» REQUIRED TASK
List each line of the data in which the string "أوله" appears.
══ DATA SHOWN ══
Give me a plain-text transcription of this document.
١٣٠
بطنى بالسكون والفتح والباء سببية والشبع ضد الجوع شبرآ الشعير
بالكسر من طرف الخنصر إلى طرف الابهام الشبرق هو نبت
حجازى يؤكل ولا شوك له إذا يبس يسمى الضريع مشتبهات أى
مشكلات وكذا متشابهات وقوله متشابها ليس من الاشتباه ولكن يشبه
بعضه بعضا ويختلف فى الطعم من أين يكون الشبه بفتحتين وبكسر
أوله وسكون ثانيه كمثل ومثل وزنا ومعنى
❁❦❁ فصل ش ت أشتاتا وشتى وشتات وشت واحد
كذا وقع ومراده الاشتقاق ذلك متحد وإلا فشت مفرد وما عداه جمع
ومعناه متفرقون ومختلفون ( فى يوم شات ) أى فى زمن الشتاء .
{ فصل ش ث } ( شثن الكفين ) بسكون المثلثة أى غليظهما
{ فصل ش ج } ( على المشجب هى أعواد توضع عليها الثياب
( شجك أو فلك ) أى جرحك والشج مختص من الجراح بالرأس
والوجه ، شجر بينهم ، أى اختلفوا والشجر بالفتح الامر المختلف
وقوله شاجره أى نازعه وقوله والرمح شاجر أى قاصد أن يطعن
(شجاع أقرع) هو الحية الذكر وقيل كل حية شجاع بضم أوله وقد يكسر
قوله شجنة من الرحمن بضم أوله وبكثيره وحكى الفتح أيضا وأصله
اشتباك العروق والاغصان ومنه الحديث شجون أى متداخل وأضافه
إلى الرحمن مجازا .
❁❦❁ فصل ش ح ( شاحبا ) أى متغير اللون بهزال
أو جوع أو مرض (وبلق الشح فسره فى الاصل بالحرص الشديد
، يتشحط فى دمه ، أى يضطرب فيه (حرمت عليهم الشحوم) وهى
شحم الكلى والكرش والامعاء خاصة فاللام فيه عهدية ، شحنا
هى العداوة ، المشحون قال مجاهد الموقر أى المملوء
═══
» ANSWER TO THE TASK
أوله وسكون ثانيه كمثل ومثل وزنا ومعنى
(شجاع أقرع) هو الحية الذكر وقيل كل حية شجاع بضم أوله وقد يكسر
قوله شجنة من الرحمن بضم أوله وبكثيره وحكى الفتح أيضا وأصله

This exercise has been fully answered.